══ RECORDS
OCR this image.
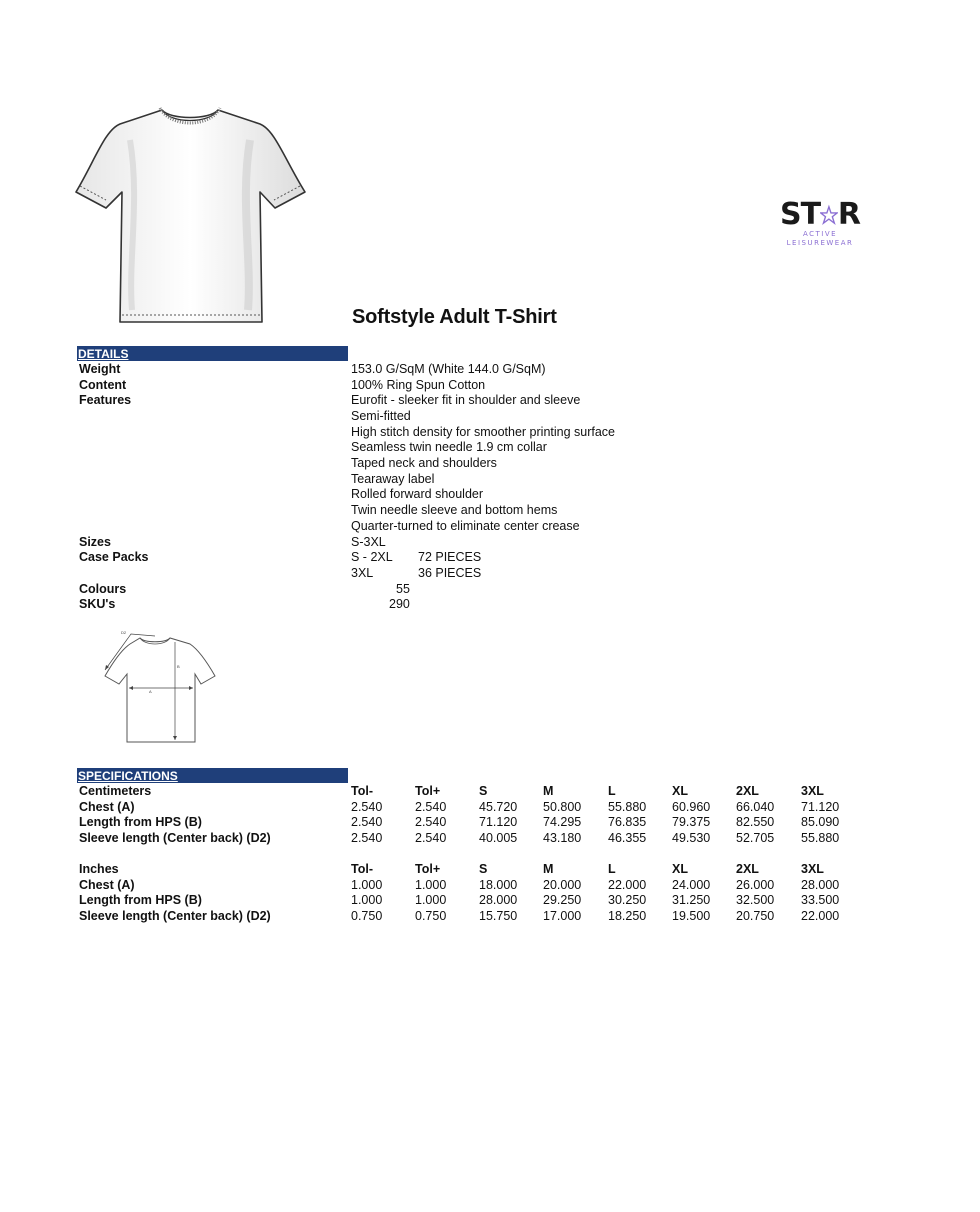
ST R
ACTIVE
LEISUREWEAR
Softstyle Adult T-Shirt
DETAILS
Weight	153.0 G/SqM (White 144.0 G/SqM)
Content	100% Ring Spun Cotton
Features	Eurofit - sleeker fit in shoulder and sleeve
Semi-fitted
High stitch density for smoother printing surface
Seamless twin needle 1.9 cm collar
Taped neck and shoulders
Tearaway label
Rolled forward shoulder
Twin needle sleeve and bottom hems
Quarter-turned to eliminate center crease
Sizes	S-3XL
Case Packs	S - 2XL 72 PIECES
3XL	36 PIECES
Colours	55
SKU's	290
A
B
D2
SPECIFICATIONS
Centimeters	Tol-	Tol+	S	M	L	XL	2XL	3XL
Chest (A)	2.540	2.540	45.720 50.800 55.880 60.960 66.040 71.120
Length from HPS (B)	2.540	2.540	71.120 74.295 76.835 79.375 82.550 85.090
Sleeve length (Center back) (D2)	2.540	2.540	40.005 43.180 46.355 49.530 52.705 55.880
Inches	Tol-	Tol+	S	M	L	XL	2XL	3XL
Chest (A)	1.000	1.000	18.000 20.000 22.000 24.000 26.000 28.000
Length from HPS (B)	1.000	1.000	28.000 29.250 30.250 31.250 32.500 33.500
Sleeve length (Center back) (D2)	0.750	0.750	15.750 17.000 18.250 19.500 20.750 22.000
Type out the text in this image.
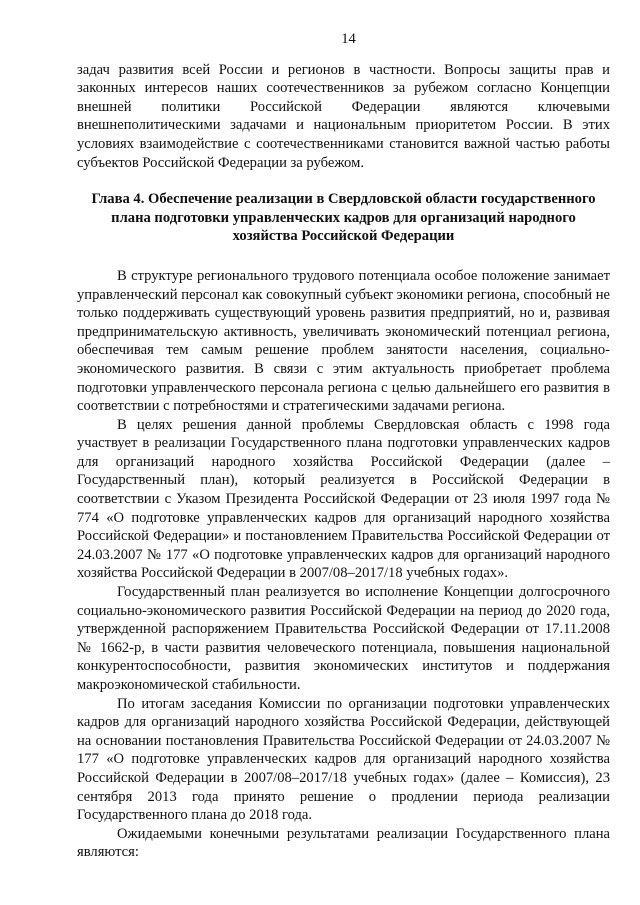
14

задач развития всей России и регионов в частности. Вопросы защиты прав и законных интересов наших соотечественников за рубежом согласно Концепции внешней политики Российской Федерации являются ключевыми внешнеполитическими задачами и национальным приоритетом России. В этих условиях взаимодействие с соотечественниками становится важной частью работы субъектов Российской Федерации за рубежом.

Глава 4. Обеспечение реализации в Свердловской области государственного плана подготовки управленческих кадров для организаций народного хозяйства Российской Федерации

В структуре регионального трудового потенциала особое положение занимает управленческий персонал как совокупный субъект экономики региона, способный не только поддерживать существующий уровень развития предприятий, но и, развивая предпринимательскую активность, увеличивать экономический потенциал региона, обеспечивая тем самым решение проблем занятости населения, социально-экономического развития. В связи с этим актуальность приобретает проблема подготовки управленческого персонала региона с целью дальнейшего его развития в соответствии с потребностями и стратегическими задачами региона.

В целях решения данной проблемы Свердловская область с 1998 года участвует в реализации Государственного плана подготовки управленческих кадров для организаций народного хозяйства Российской Федерации (далее – Государственный план), который реализуется в Российской Федерации в соответствии с Указом Президента Российской Федерации от 23 июля 1997 года № 774 «О подготовке управленческих кадров для организаций народного хозяйства Российской Федерации» и постановлением Правительства Российской Федерации от 24.03.2007 № 177 «О подготовке управленческих кадров для организаций народного хозяйства Российской Федерации в 2007/08–2017/18 учебных годах».

Государственный план реализуется во исполнение Концепции долгосрочного социально-экономического развития Российской Федерации на период до 2020 года, утвержденной распоряжением Правительства Российской Федерации от 17.11.2008 № 1662-р, в части развития человеческого потенциала, повышения национальной конкурентоспособности, развития экономических институтов и поддержания макроэкономической стабильности.

По итогам заседания Комиссии по организации подготовки управленческих кадров для организаций народного хозяйства Российской Федерации, действующей на основании постановления Правительства Российской Федерации от 24.03.2007 № 177 «О подготовке управленческих кадров для организаций народного хозяйства Российской Федерации в 2007/08–2017/18 учебных годах» (далее – Комиссия), 23 сентября 2013 года принято решение о продлении периода реализации Государственного плана до 2018 года.

Ожидаемыми конечными результатами реализации Государственного плана являются:
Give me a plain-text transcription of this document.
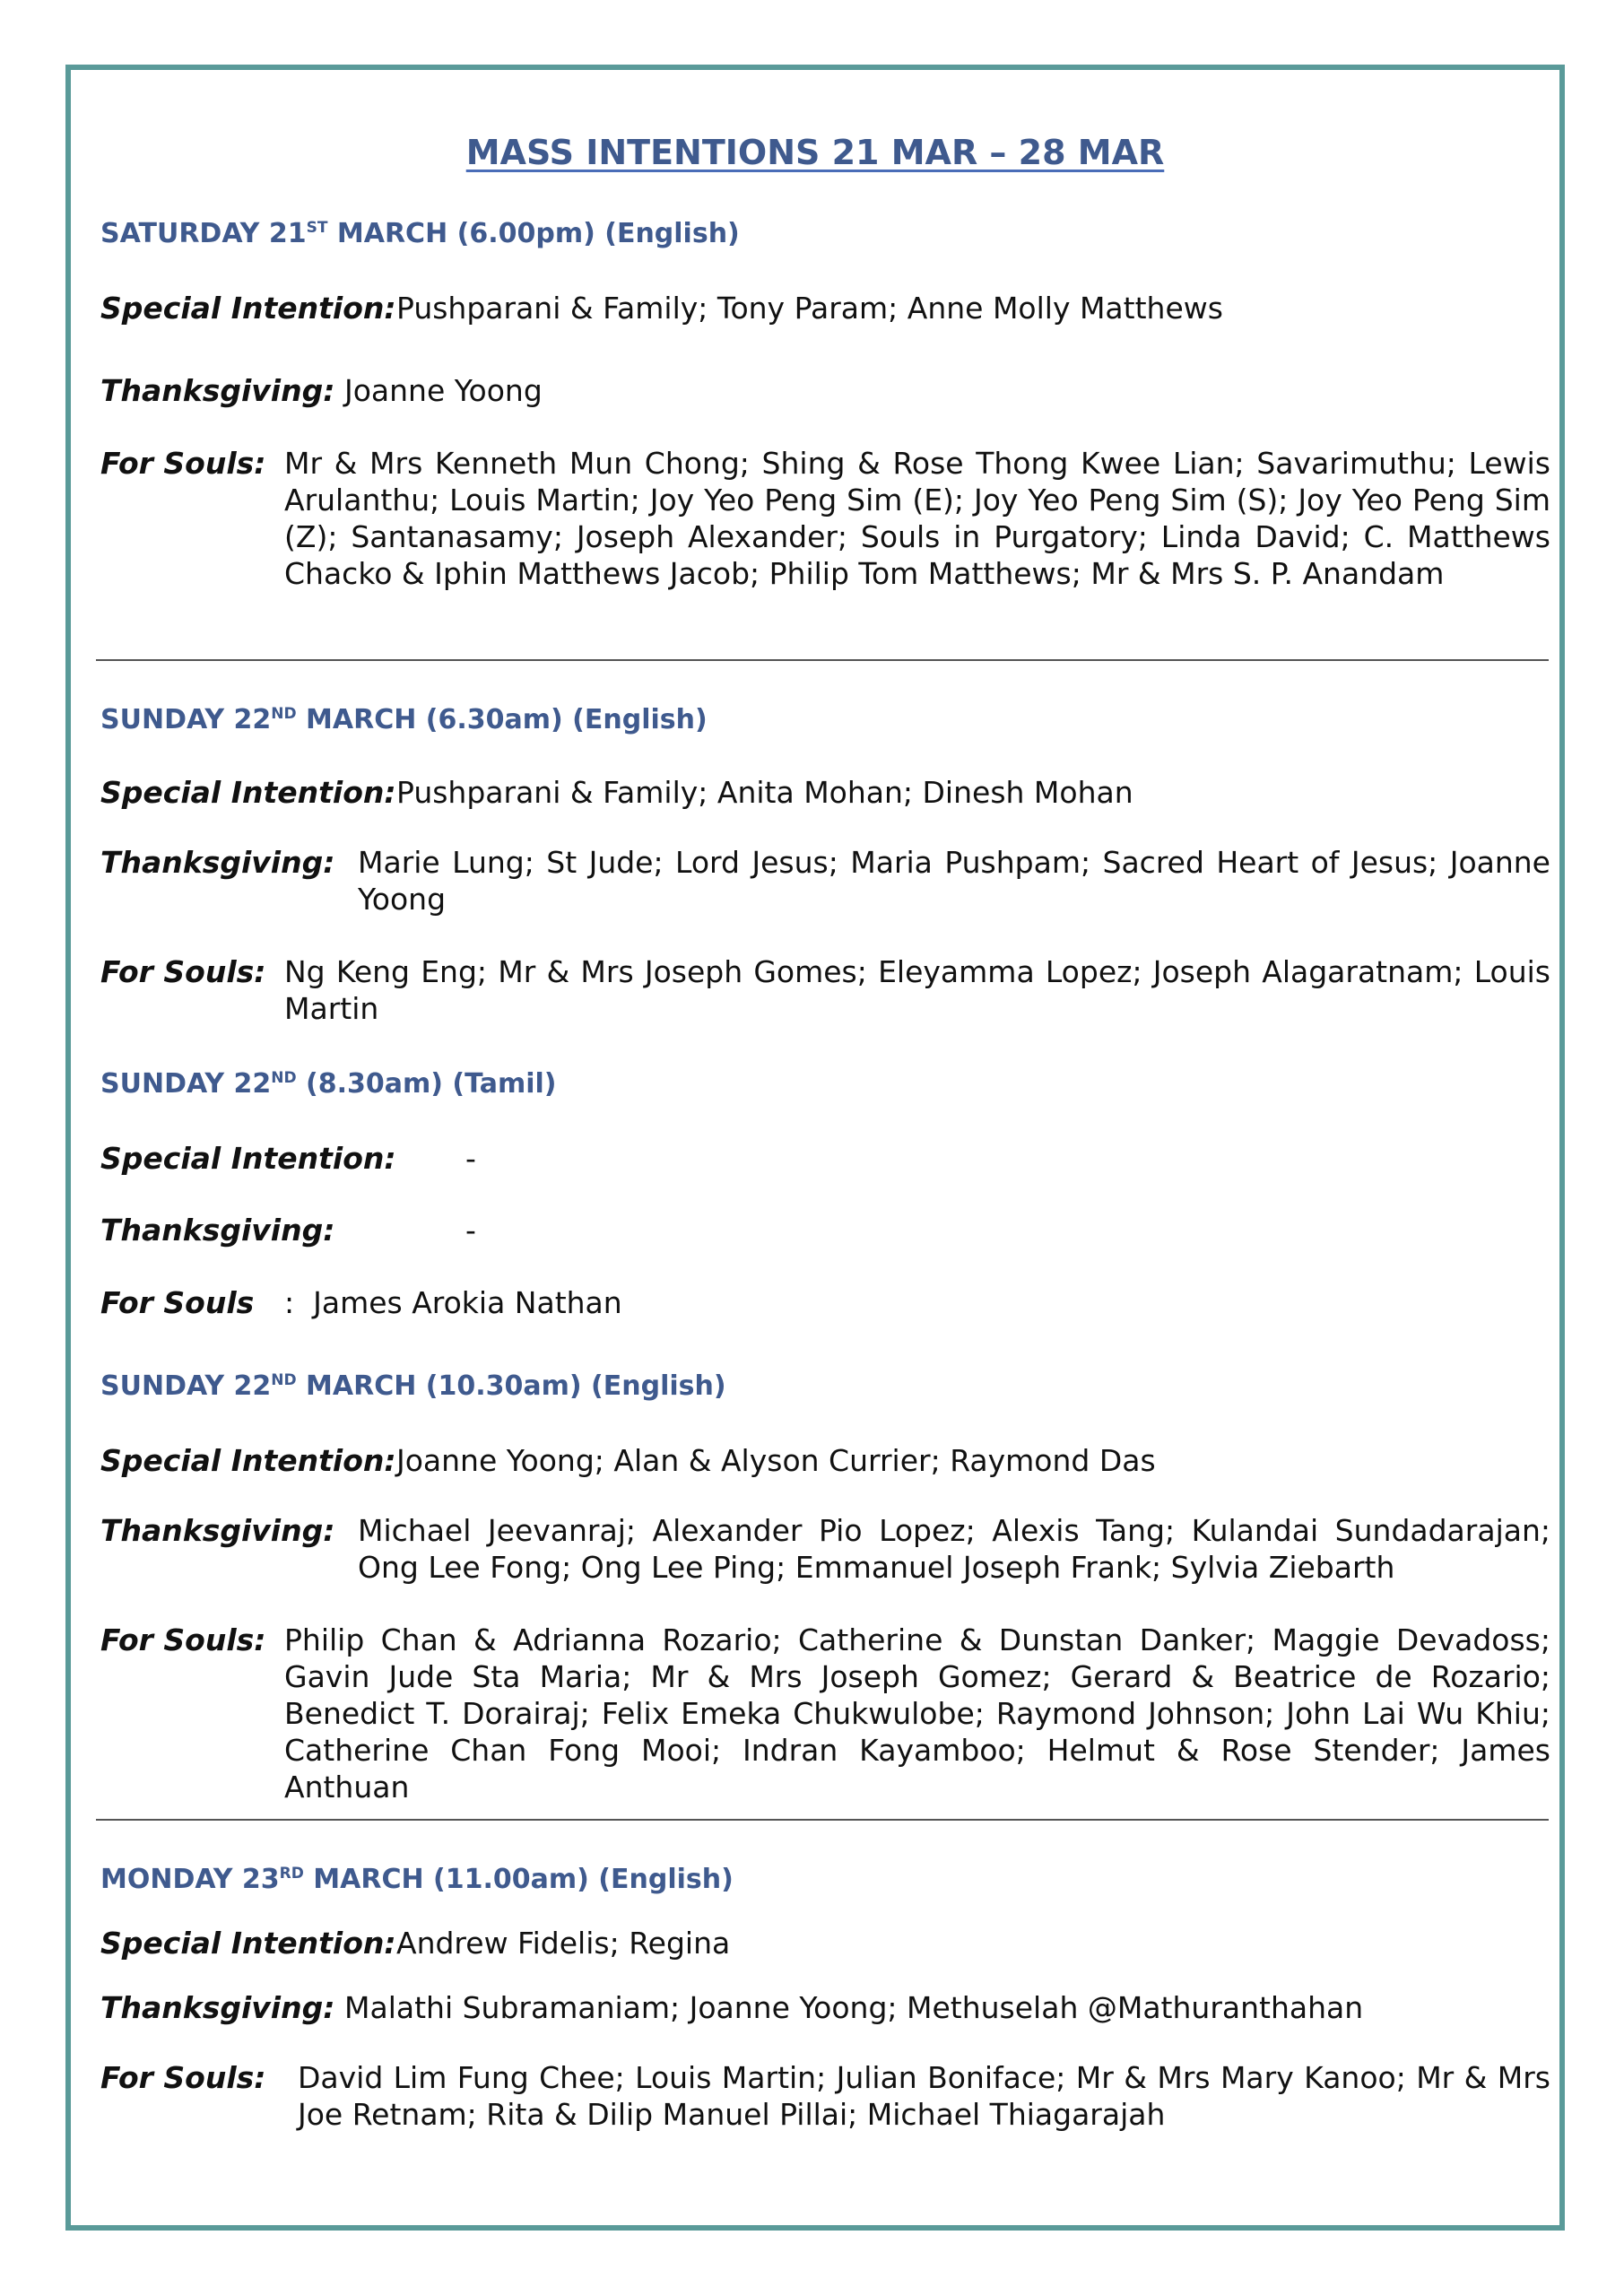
MASS INTENTIONS 21 MAR – 28 MAR
SATURDAY 21ST MARCH (6.00pm) (English)
Special Intention: Pushparani & Family; Tony Param; Anne Molly Matthews
Thanksgiving: Joanne Yoong
For Souls: Mr & Mrs Kenneth Mun Chong; Shing & Rose Thong Kwee Lian; Savarimuthu; Lewis Arulanthu; Louis Martin; Joy Yeo Peng Sim (E); Joy Yeo Peng Sim (S); Joy Yeo Peng Sim (Z); Santanasamy; Joseph Alexander; Souls in Purgatory; Linda David; C. Matthews Chacko & Iphin Matthews Jacob; Philip Tom Matthews; Mr & Mrs S. P. Anandam
SUNDAY 22ND MARCH (6.30am) (English)
Special Intention: Pushparani & Family; Anita Mohan; Dinesh Mohan
Thanksgiving: Marie Lung; St Jude; Lord Jesus; Maria Pushpam; Sacred Heart of Jesus; Joanne Yoong
For Souls: Ng Keng Eng; Mr & Mrs Joseph Gomes; Eleyamma Lopez; Joseph Alagaratnam; Louis Martin
SUNDAY 22ND (8.30am) (Tamil)
Special Intention:	-
Thanksgiving:	-
For Souls	:  James Arokia Nathan
SUNDAY 22ND MARCH (10.30am) (English)
Special Intention: Joanne Yoong; Alan & Alyson Currier; Raymond Das
Thanksgiving: Michael Jeevanraj; Alexander Pio Lopez; Alexis Tang; Kulandai Sundadarajan; Ong Lee Fong; Ong Lee Ping; Emmanuel Joseph Frank; Sylvia Ziebarth
For Souls: Philip Chan & Adrianna Rozario; Catherine & Dunstan Danker; Maggie Devadoss; Gavin Jude Sta Maria; Mr & Mrs Joseph Gomez; Gerard & Beatrice de Rozario; Benedict T. Dorairaj; Felix Emeka Chukwulobe; Raymond Johnson; John Lai Wu Khiu; Catherine Chan Fong Mooi; Indran Kayamboo; Helmut & Rose Stender; James Anthuan
MONDAY 23RD MARCH (11.00am) (English)
Special Intention: Andrew Fidelis; Regina
Thanksgiving: Malathi Subramaniam; Joanne Yoong; Methuselah @Mathuranthahan
For Souls:	David Lim Fung Chee; Louis Martin; Julian Boniface; Mr & Mrs Mary Kanoo; Mr & Mrs Joe Retnam; Rita & Dilip Manuel Pillai; Michael Thiagarajah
════
## WHAT THIS TASK INVOLVES
State how many lines of the records above contain the word "image", giving only that number.

## TASK RESPONSE
2